• _Your goal_
Locate the word "there" in the data below, then copy every line that holds it.

--- --- ---

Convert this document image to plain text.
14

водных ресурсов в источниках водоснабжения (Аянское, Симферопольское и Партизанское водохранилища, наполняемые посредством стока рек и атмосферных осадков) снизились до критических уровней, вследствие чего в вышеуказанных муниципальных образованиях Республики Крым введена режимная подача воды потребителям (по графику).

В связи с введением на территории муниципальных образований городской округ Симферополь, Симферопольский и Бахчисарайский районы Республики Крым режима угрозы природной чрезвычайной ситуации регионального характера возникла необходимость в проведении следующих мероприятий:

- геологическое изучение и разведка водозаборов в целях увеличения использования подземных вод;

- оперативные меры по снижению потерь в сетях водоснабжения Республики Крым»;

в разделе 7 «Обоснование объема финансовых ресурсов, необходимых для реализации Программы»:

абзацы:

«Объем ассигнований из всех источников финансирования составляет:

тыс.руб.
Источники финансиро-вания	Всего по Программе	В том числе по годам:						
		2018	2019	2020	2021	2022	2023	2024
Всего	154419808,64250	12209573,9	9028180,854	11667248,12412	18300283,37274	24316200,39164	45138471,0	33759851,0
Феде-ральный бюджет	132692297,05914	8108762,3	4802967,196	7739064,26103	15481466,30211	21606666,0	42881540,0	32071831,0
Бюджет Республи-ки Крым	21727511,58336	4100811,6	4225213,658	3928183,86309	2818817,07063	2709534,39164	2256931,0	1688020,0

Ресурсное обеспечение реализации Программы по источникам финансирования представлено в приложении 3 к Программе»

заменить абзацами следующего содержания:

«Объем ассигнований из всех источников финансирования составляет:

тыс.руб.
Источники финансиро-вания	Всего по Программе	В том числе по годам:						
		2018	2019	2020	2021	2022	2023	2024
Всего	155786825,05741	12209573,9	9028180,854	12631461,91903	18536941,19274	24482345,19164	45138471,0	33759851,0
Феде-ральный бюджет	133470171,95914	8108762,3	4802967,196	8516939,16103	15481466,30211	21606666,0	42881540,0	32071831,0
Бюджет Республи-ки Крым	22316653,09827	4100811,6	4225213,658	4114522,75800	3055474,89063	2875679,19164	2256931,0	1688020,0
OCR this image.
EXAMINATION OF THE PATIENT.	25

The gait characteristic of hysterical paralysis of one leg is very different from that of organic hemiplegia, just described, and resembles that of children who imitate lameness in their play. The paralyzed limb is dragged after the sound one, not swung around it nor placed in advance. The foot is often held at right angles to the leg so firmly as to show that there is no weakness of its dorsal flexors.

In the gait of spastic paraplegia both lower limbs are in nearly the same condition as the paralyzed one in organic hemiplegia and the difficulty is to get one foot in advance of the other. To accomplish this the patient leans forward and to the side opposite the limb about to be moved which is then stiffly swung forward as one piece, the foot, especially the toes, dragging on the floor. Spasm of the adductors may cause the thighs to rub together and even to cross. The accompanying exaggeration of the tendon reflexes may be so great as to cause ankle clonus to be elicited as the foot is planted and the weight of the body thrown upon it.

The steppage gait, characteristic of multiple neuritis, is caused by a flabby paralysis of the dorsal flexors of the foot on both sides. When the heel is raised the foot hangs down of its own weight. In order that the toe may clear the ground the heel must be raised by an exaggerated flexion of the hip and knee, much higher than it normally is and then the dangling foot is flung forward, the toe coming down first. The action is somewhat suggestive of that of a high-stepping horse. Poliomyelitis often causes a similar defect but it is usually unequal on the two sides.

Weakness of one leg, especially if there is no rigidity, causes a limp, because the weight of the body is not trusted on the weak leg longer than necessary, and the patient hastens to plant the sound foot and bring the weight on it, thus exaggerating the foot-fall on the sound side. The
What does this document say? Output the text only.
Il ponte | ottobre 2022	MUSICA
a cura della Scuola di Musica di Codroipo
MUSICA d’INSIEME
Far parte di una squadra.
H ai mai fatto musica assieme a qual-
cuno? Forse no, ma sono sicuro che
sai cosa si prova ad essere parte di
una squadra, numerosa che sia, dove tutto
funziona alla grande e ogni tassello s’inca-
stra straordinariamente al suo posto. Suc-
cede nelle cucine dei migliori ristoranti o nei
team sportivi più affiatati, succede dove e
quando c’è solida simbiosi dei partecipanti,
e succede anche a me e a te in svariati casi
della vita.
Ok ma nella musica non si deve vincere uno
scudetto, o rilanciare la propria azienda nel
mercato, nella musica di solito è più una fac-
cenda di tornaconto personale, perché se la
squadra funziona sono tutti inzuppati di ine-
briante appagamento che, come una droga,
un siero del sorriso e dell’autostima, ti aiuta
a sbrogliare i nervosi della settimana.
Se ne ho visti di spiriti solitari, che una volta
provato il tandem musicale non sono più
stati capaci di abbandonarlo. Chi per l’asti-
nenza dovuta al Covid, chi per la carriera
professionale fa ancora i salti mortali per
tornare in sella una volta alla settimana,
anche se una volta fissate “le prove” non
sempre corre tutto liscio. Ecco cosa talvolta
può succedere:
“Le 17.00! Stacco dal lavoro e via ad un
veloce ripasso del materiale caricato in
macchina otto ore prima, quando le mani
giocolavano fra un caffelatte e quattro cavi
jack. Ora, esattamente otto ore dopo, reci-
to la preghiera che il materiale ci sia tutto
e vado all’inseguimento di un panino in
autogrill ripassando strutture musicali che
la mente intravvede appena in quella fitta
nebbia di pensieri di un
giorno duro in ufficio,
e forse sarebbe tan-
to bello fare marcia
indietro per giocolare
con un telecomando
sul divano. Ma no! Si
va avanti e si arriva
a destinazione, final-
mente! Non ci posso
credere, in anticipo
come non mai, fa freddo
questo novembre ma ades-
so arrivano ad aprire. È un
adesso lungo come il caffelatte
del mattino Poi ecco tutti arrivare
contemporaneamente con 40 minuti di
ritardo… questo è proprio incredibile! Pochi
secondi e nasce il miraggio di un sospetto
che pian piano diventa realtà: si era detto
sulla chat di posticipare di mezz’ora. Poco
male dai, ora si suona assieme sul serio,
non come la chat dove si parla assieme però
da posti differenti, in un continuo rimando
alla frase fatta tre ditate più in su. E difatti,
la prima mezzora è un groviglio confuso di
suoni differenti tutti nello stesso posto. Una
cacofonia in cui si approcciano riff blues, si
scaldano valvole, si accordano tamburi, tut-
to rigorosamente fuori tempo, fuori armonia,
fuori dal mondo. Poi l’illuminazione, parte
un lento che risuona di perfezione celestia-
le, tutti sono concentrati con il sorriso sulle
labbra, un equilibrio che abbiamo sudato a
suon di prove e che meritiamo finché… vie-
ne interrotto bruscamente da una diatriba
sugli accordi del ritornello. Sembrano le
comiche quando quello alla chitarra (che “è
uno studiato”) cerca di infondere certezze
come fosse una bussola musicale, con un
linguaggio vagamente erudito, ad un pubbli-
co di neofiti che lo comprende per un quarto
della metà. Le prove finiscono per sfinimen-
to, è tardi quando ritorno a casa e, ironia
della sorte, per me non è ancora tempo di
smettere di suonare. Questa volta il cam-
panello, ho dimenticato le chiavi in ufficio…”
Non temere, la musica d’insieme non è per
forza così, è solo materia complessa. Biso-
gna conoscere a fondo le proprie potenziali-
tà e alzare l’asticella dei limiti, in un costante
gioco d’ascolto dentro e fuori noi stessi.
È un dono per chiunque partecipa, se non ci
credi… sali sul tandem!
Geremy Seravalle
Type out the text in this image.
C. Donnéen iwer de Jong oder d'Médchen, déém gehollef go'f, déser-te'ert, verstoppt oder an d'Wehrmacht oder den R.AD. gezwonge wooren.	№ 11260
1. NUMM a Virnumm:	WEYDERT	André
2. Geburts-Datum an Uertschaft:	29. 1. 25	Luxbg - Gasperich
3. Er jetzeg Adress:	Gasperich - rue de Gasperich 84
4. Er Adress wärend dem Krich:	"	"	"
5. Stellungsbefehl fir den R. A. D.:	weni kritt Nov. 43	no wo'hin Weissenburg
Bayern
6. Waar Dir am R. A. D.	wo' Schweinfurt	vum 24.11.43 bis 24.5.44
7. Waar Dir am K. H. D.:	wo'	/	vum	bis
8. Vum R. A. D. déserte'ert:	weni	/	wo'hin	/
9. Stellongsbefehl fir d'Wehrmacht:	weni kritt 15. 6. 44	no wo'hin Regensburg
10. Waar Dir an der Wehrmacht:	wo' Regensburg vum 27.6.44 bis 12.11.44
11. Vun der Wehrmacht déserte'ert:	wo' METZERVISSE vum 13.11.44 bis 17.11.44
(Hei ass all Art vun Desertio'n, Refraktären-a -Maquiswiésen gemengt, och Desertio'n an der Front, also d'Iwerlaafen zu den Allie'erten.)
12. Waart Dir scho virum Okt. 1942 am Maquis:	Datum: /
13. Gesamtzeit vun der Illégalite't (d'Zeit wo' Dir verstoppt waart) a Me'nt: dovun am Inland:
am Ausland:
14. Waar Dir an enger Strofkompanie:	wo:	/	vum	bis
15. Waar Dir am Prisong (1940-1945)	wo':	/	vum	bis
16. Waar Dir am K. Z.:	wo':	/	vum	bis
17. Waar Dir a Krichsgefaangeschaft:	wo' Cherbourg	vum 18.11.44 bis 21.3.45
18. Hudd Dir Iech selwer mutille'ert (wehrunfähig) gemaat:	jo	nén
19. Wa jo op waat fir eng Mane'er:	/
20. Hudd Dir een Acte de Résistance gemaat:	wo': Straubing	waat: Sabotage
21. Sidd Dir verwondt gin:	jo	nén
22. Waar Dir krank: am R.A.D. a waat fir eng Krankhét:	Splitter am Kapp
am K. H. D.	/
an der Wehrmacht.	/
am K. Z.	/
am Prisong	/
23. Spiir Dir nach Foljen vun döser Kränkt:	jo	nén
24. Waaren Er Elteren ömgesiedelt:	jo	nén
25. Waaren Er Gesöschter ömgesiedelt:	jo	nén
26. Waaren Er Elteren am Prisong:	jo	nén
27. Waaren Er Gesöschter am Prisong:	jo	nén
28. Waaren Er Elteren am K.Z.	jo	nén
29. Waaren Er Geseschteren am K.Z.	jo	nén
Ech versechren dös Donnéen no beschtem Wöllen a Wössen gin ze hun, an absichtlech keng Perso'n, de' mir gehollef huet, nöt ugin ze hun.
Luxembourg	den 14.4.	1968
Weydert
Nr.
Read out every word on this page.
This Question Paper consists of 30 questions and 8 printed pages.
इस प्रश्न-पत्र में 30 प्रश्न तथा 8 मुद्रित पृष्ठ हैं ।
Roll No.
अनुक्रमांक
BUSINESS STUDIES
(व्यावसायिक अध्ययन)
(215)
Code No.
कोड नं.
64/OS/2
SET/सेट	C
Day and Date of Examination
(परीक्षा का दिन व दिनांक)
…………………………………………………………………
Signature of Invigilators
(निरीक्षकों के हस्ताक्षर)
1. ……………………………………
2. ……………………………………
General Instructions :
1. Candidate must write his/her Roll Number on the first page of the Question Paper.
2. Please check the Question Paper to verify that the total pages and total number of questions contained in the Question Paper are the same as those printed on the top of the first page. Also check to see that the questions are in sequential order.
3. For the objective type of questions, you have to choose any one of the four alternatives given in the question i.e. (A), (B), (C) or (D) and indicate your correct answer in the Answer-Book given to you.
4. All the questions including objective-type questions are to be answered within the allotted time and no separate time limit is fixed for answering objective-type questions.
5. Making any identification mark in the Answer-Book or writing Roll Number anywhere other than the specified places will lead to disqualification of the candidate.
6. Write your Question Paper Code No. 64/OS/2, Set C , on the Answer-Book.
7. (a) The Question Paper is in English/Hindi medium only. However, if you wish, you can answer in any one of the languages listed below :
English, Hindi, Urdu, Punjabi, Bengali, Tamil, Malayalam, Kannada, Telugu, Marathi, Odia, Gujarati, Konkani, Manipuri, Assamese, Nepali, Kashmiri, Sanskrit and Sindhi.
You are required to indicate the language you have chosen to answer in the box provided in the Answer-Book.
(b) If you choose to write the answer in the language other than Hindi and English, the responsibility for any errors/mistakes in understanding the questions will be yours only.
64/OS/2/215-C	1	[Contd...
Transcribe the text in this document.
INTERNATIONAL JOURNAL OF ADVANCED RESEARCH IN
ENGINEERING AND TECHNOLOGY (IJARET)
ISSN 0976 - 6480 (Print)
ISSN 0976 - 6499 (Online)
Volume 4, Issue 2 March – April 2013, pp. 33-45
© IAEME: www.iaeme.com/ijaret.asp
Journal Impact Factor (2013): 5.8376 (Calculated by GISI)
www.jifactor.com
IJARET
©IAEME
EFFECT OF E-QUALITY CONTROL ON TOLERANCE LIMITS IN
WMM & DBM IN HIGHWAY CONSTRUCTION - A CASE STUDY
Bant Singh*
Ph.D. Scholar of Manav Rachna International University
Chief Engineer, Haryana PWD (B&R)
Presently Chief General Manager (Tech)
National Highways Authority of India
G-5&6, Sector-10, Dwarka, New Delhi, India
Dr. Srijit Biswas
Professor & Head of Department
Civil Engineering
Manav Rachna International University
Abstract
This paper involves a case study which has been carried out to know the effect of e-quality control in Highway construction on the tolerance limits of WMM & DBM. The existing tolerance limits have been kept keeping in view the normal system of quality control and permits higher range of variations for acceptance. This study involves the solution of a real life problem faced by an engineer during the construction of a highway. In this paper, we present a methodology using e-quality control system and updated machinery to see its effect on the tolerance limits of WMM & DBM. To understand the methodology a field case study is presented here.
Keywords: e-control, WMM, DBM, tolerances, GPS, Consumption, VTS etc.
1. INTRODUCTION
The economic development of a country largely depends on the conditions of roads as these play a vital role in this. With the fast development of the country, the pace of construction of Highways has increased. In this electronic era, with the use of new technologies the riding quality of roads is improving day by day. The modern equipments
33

--- --- ---

• _Answer to the task_
The gait characteristic of hysterical paralysis of one leg is very different from that of organic hemiplegia, just described, and resembles that of children who imitate lameness in their play. The paralyzed limb is dragged after the sound one, not swung around it nor placed in advance. The foot is often held at right angles to the leg so firmly as to show that there is no weakness of its dorsal flexors.
Weakness of one leg, especially if there is no rigidity, causes a limp, because the weight of the body is not trusted on the weak leg longer than necessary, and the patient hastens to plant the sound foot and bring the weight on it, thus exaggerating the foot-fall on the sound side. The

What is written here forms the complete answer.